Required task 1: In the inotify patch review, translate the sentence "Hum, what is this function about?" into Spanish.

□ □ □ □ □ □ □

As I write below IMO we should enable hashed queues also for inotify (is
there good reason not to?) and here we should just walk through all the
lists.

>  		}
>  		spin_unlock(&group->notification_lock);
>  		ret = put_user(send_len, (int __user *) p);
> @@ -631,7 +638,7 @@ static struct fsnotify_group *inotify_new_group(unsigned int max_events)
>  	struct fsnotify_group *group;
>  	struct inotify_event_info *oevent;
>  
> -	group = fsnotify_alloc_user_group(&inotify_fsnotify_ops);
> +	group = fsnotify_alloc_user_group(0, &inotify_fsnotify_ops);
>  	if (IS_ERR(group))
>  		return group;
>  
> diff --git a/fs/notify/notification.c b/fs/notify/notification.c
> index fcac2d72cbf5..58c8f6c1be1b 100644
> --- a/fs/notify/notification.c
> +++ b/fs/notify/notification.c
...
> @@ -74,10 +67,75 @@ void fsnotify_destroy_event(struct fsnotify_group *group,
>  	group->ops->free_event(event);
>  }
>  
> +/* Check and fix inconsistencies in hashed queue */
> +static void fsnotify_queue_check(struct fsnotify_group *group)
> +{
> +#ifdef FSNOTIFY_HASHED_QUEUE
> +	struct list_head *list;
> +	int i, nbuckets = 0;
> +	bool first_empty, last_empty;
> +
> +	assert_spin_locked(&group->notification_lock);
> +
> +	pr_debug("%s: group=%p events: num=%u max=%u buckets: first=%u last=%u max=%u\n",
> +		 __func__, group, group->num_events, group->max_events,
> +		 group->first_bucket, group->last_bucket, group->max_bucket);
> +
> +	if (fsnotify_notify_queue_is_empty(group))
> +		return;
> +
> +	first_empty = list_empty(&group->notification_list[group->first_bucket]);
> +	last_empty = list_empty(&group->notification_list[group->last_bucket]);
> +
> +	list = &group->notification_list[0];
> +	for (i = 0; i <= group->max_bucket; i++, list++) {
> +		if (list_empty(list))
> +			continue;
> +		if (nbuckets++)
> +			continue;
> +		if (first_empty)
> +			group->first_bucket = i;
> +		if (last_empty)
> +			group->last_bucket = i;
> +	}
> +
> +	pr_debug("%s: %u non-empty buckets\n", __func__, nbuckets);
> +
> +	/* All buckets are empty, but non-zero num_events? */
> +	if (WARN_ON_ONCE(!nbuckets && group->num_events))
> +		group->num_events = 0;
> +#endif

Hum, what is this function about? I understand you might want to have this
around for debugging when developing the patch but is there are legitimate
reason for this in production?

I understand current patch uses this function for searching for next
non-empty list but after this patch is merged with the next one, is there
still a need for this?

> @@ -147,17 +228,21 @@ void fsnotify_remove_queued_event(struct fsnotify_group *group,
>  struct fsnotify_event *fsnotify_remove_first_event(struct fsnotify_group *group)

□ □ □ □ □ □ □

Required task 2: Convert the part of the records that opens with the line containing "y-tick-label: 1150 bbox=[27, 614, 54, 623]" and closes with the line containing "y-tick-label: 1800 bbox=[27, 242, 54, 251]" into a JSON list of strings, one string per line, leaving out blank lines.

Excerpted data:
□ □ □ □ □ □ □

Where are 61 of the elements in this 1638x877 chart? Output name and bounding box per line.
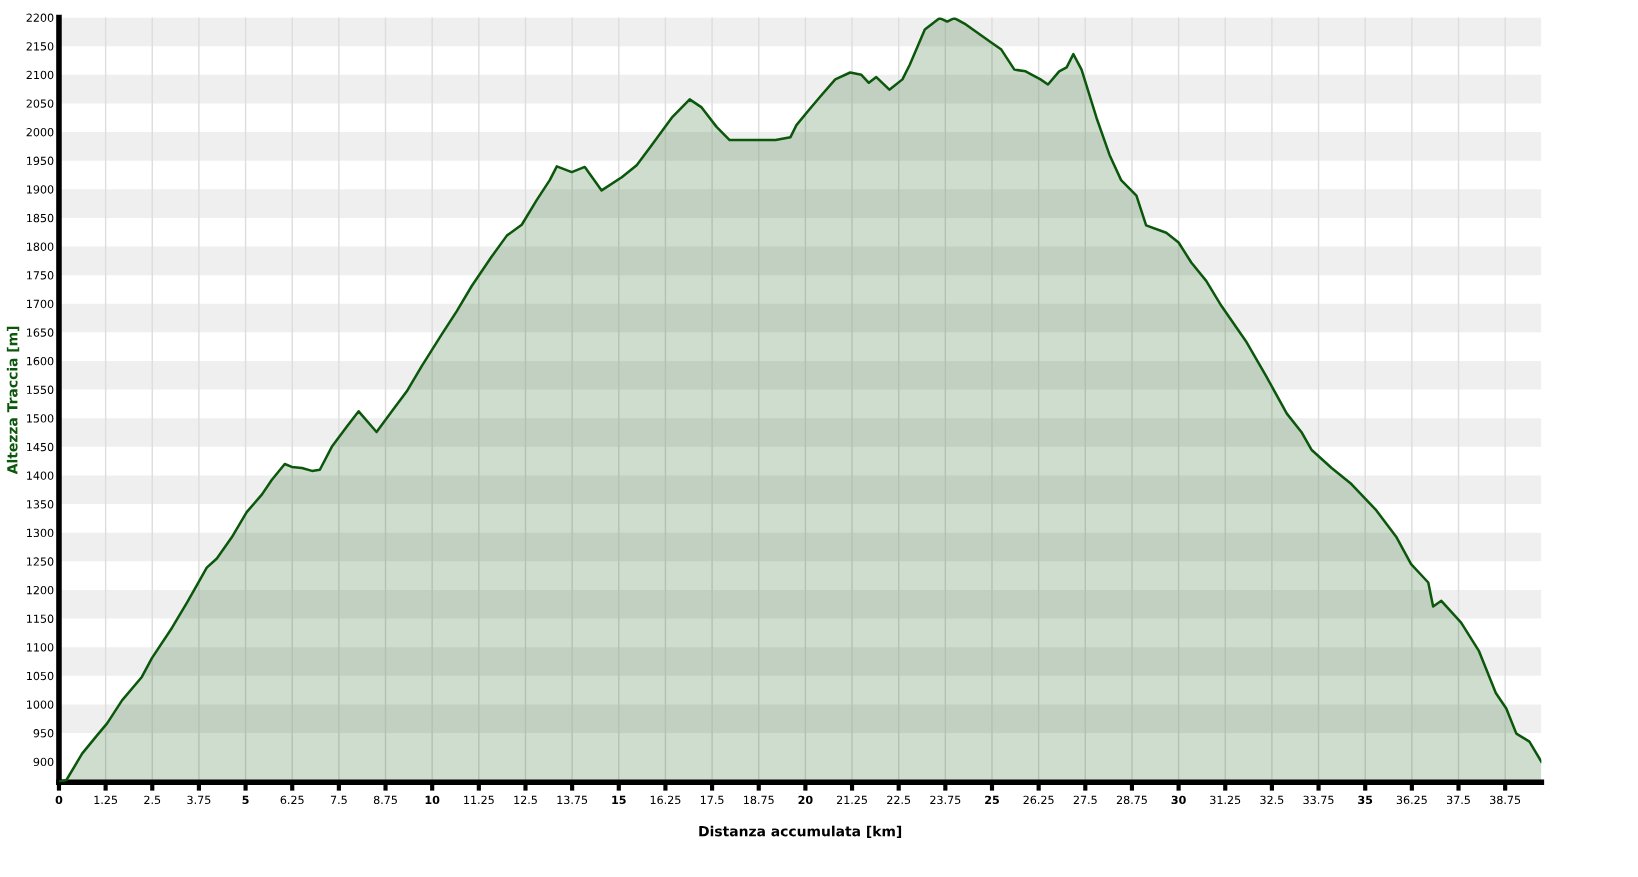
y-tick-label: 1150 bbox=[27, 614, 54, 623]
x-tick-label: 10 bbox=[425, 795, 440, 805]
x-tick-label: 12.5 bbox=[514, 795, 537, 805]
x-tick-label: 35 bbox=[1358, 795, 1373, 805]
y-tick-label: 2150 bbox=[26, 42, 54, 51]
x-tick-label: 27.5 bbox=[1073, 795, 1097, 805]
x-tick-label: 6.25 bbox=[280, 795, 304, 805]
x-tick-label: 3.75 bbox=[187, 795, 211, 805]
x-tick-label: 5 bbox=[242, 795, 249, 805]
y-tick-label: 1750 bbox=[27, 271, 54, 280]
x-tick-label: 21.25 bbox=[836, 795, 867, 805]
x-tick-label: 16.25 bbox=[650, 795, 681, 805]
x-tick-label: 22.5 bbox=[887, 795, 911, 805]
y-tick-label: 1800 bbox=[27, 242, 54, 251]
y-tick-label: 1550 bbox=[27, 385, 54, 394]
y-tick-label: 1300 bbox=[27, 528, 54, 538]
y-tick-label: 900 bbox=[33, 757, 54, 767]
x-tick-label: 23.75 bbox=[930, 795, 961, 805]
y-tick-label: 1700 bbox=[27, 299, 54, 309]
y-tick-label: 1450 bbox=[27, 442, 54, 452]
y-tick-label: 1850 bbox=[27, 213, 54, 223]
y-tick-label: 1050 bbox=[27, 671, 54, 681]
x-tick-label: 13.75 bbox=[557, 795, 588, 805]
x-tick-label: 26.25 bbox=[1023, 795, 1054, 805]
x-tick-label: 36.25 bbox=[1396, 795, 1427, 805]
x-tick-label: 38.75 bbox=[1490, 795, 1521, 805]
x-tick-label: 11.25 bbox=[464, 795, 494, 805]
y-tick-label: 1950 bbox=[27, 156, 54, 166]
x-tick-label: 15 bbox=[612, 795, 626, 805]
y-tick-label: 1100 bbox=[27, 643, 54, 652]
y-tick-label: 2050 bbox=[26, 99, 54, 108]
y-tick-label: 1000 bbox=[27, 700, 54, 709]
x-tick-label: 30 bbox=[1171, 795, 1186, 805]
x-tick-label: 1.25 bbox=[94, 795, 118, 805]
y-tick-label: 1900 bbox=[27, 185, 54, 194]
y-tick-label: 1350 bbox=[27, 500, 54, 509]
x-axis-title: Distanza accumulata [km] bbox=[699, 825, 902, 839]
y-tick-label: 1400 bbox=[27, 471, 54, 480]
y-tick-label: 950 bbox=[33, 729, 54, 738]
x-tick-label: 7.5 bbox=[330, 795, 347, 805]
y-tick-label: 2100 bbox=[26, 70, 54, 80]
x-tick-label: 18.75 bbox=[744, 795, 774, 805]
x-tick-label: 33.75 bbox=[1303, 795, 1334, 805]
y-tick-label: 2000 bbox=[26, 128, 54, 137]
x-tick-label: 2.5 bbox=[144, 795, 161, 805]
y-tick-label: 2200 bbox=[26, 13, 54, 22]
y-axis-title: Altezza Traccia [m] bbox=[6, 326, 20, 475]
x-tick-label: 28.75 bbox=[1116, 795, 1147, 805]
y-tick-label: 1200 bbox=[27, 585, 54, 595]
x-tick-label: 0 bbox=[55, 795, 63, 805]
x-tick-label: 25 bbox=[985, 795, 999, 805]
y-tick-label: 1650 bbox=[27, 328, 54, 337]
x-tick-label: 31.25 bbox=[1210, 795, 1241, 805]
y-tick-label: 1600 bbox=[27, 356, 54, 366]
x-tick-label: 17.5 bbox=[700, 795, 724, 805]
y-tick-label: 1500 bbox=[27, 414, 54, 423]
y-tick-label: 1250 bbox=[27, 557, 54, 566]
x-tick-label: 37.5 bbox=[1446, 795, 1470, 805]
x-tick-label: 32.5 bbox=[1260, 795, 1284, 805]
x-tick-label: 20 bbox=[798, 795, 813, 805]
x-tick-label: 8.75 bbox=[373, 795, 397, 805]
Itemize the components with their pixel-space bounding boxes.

□ □ □ □ □ □ □

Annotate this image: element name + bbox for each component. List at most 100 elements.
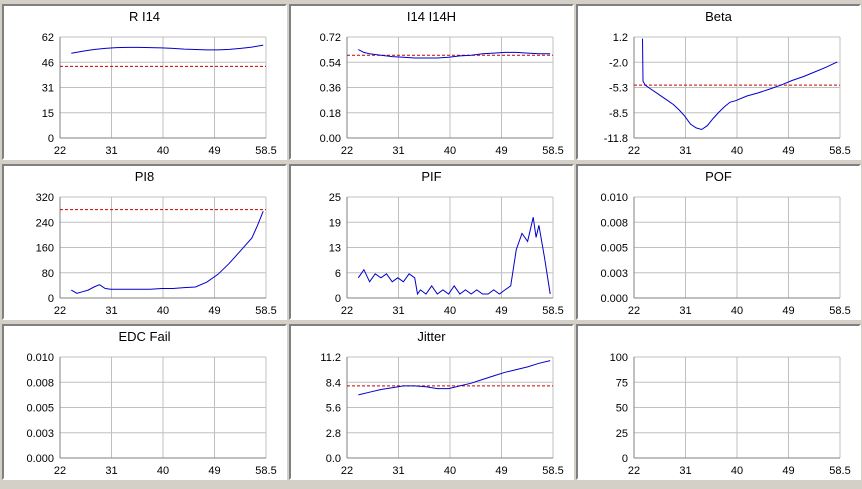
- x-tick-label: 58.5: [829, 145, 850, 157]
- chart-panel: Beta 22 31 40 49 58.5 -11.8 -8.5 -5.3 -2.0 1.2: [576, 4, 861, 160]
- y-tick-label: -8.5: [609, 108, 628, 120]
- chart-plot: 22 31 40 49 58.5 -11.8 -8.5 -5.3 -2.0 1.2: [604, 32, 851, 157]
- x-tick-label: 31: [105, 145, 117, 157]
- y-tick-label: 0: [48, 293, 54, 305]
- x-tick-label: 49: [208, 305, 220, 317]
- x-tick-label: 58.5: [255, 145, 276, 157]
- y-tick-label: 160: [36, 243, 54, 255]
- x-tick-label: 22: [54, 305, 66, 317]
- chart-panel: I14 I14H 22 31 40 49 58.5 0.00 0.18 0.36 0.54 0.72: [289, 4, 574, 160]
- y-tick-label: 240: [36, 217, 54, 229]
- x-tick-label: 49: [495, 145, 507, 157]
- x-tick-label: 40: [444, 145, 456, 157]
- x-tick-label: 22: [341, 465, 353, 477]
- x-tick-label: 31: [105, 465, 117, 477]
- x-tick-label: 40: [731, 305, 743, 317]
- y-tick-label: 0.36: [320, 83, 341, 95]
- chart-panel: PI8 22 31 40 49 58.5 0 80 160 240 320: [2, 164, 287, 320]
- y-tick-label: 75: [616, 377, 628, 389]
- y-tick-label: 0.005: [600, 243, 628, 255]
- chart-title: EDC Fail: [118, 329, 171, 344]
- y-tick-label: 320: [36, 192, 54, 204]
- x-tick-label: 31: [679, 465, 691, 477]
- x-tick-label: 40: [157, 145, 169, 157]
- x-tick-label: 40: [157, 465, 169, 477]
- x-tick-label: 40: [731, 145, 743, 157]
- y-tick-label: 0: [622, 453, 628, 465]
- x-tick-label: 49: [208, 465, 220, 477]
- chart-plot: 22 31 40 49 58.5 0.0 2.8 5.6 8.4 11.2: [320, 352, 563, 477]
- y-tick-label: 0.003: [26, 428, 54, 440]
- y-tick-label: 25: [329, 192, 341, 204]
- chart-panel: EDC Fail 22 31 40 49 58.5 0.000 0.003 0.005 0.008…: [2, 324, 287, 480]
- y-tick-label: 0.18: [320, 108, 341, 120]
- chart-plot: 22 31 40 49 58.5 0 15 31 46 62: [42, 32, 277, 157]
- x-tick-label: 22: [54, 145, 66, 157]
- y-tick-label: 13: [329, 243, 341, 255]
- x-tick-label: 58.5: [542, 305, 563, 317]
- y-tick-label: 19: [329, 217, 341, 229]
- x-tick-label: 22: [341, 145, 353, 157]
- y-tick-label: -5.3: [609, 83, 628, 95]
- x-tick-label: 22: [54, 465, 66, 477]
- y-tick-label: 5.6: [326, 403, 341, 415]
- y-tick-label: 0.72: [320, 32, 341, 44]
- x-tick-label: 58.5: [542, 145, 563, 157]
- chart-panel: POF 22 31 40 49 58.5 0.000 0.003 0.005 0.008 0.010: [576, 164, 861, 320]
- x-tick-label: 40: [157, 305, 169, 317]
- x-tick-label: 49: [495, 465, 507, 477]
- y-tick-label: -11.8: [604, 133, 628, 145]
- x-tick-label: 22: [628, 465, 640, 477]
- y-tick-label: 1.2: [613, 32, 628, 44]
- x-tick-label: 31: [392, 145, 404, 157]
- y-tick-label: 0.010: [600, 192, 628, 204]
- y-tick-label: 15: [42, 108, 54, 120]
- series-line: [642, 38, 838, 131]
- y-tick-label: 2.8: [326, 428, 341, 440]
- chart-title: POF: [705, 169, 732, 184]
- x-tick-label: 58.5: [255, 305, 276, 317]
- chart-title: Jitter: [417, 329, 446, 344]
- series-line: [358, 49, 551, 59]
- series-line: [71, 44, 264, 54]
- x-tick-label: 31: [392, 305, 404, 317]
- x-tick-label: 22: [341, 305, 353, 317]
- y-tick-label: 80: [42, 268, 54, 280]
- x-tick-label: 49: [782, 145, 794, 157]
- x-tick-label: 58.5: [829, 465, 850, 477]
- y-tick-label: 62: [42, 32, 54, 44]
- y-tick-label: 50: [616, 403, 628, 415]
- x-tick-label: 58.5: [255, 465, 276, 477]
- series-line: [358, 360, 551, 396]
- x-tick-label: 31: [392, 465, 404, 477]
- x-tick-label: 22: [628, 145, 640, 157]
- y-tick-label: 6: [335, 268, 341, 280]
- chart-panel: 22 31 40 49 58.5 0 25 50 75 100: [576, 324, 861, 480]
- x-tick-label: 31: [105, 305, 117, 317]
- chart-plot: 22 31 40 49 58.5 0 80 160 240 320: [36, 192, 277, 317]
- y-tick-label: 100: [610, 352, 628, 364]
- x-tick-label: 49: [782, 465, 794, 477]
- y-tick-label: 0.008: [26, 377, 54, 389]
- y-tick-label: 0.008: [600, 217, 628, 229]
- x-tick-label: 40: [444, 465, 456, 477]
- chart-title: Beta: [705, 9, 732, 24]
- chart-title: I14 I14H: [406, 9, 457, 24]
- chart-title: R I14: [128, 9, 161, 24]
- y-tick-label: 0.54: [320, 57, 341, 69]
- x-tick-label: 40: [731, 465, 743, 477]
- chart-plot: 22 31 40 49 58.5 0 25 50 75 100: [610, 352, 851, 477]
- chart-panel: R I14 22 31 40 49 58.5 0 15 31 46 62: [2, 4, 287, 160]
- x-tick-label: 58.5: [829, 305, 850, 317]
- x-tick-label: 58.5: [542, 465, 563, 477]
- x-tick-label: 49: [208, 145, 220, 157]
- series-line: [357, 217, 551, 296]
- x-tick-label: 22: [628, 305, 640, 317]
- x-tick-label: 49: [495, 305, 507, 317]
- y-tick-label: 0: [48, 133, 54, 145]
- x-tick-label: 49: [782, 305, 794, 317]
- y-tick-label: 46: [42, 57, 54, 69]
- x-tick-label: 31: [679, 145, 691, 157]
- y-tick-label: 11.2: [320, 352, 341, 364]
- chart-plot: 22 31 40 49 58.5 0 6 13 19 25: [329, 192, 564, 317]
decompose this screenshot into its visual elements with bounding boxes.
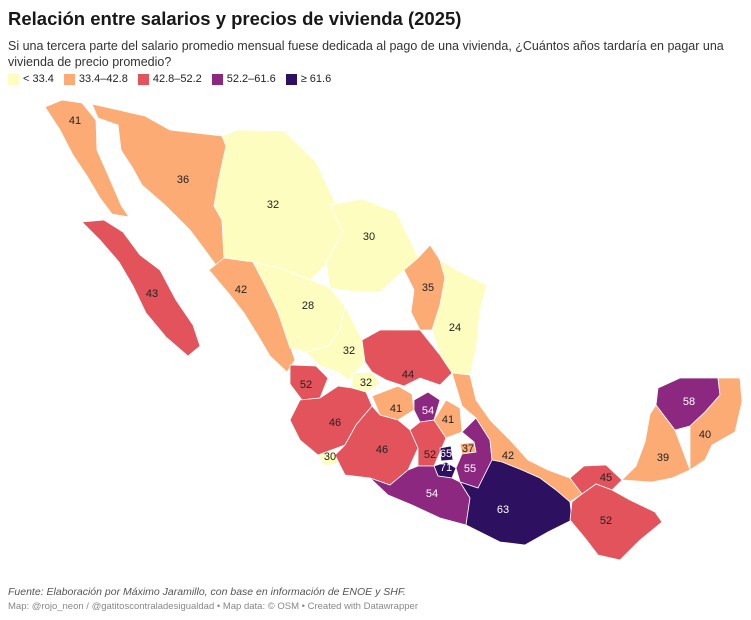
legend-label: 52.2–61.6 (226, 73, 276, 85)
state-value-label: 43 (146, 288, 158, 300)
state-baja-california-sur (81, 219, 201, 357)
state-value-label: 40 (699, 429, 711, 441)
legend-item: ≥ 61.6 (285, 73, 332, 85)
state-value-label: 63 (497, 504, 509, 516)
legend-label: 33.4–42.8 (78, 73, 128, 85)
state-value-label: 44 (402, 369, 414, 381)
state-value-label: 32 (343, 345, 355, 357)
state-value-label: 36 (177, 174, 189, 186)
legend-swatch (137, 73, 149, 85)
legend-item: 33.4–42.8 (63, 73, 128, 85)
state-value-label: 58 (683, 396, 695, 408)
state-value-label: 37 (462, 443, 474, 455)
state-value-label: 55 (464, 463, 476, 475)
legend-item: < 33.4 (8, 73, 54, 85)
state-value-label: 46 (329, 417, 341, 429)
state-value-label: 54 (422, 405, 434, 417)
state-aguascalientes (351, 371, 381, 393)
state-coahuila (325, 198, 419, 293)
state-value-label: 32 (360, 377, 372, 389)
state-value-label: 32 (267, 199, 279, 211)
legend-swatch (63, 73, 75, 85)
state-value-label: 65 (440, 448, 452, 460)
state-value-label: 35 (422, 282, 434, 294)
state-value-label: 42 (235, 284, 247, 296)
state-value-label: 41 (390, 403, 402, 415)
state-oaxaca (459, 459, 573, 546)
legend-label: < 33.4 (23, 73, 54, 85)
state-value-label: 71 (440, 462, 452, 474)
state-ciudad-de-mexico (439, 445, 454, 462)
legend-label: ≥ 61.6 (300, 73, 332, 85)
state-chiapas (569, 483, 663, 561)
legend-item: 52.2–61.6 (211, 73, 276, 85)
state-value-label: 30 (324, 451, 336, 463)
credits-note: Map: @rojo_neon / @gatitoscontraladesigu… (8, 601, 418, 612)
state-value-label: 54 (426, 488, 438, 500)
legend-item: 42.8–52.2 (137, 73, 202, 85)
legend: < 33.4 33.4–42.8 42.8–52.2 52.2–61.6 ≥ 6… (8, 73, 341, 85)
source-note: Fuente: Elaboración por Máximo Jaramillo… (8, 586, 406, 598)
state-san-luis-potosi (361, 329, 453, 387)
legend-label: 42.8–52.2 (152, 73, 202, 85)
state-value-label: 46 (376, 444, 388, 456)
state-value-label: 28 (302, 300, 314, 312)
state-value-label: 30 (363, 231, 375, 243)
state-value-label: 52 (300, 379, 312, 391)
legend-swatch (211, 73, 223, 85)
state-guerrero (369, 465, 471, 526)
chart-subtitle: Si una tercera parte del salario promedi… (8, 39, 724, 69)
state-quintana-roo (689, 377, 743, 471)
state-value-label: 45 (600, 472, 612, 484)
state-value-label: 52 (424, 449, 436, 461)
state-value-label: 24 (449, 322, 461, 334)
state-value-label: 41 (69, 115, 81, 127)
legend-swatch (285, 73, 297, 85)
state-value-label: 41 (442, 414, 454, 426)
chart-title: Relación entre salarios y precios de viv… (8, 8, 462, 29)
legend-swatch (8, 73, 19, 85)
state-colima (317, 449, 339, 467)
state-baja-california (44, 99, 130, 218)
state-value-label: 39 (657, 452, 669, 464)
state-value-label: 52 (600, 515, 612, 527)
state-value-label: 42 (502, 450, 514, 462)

□ □ □ □ □ □ □

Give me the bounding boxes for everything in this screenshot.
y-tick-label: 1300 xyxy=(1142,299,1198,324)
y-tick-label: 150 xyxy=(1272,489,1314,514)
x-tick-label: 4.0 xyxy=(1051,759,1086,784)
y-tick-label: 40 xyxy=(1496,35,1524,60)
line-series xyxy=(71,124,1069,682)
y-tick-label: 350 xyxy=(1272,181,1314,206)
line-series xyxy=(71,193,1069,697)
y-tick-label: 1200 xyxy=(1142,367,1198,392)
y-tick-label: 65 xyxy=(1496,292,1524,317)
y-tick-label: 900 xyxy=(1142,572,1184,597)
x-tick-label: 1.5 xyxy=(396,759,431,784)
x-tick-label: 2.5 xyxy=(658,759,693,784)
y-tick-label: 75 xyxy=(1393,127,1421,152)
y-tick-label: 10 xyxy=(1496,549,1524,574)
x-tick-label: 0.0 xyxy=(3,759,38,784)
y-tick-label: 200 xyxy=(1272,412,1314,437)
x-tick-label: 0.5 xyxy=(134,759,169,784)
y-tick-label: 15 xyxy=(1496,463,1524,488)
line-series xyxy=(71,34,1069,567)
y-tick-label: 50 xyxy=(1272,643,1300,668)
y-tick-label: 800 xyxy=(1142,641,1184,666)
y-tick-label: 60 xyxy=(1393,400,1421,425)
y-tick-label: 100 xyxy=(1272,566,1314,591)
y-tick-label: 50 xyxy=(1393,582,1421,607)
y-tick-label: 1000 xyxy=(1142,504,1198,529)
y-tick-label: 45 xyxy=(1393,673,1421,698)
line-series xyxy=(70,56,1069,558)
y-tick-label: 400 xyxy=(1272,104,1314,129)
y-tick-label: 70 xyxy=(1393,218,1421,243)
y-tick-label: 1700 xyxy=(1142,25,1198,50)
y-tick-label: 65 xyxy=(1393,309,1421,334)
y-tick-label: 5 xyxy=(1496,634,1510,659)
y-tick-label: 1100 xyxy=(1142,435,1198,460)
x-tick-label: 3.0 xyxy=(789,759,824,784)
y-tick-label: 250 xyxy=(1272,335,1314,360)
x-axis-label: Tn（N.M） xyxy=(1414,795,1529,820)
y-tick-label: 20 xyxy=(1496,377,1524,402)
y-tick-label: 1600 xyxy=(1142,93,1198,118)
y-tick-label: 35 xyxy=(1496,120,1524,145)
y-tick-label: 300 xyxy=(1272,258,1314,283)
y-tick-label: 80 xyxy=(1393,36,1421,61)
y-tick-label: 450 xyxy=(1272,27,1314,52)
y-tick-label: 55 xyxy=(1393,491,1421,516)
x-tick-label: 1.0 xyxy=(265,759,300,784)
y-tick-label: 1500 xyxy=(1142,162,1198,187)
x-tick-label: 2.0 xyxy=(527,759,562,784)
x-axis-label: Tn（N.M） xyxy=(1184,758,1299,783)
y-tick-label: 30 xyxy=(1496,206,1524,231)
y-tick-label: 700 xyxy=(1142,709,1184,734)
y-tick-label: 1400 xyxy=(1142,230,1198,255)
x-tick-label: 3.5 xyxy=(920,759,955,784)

□ □ □ □ □ □ □

Exercise answer 1: Hum, ¿de qué trata esta función?

Exercise answer 2:
[
  "y-tick-label: 1150 bbox=[27, 614, 54, 623]",
  "x-tick-label: 10 bbox=[425, 795, 440, 805]",
  "x-tick-label: 12.5 bbox=[514, 795, 537, 805]",
  "x-tick-label: 35 bbox=[1358, 795, 1373, 805]",
  "y-tick-label: 2150 bbox=[26, 42, 54, 51]",
  "x-tick-label: 27.5 bbox=[1073, 795, 1097, 805]",
  "x-tick-label: 6.25 bbox=[280, 795, 304, 805]",
  "x-tick-label: 3.75 bbox=[187, 795, 211, 805]",
  "x-tick-label: 5 bbox=[242, 795, 249, 805]",
  "y-tick-label: 1750 bbox=[27, 271, 54, 280]",
  "x-tick-label: 21.25 bbox=[836, 795, 867, 805]",
  "x-tick-label: 16.25 bbox=[650, 795, 681, 805]",
  "x-tick-label: 22.5 bbox=[887, 795, 911, 805]",
  "y-tick-label: 1800 bbox=[27, 242, 54, 251]"
]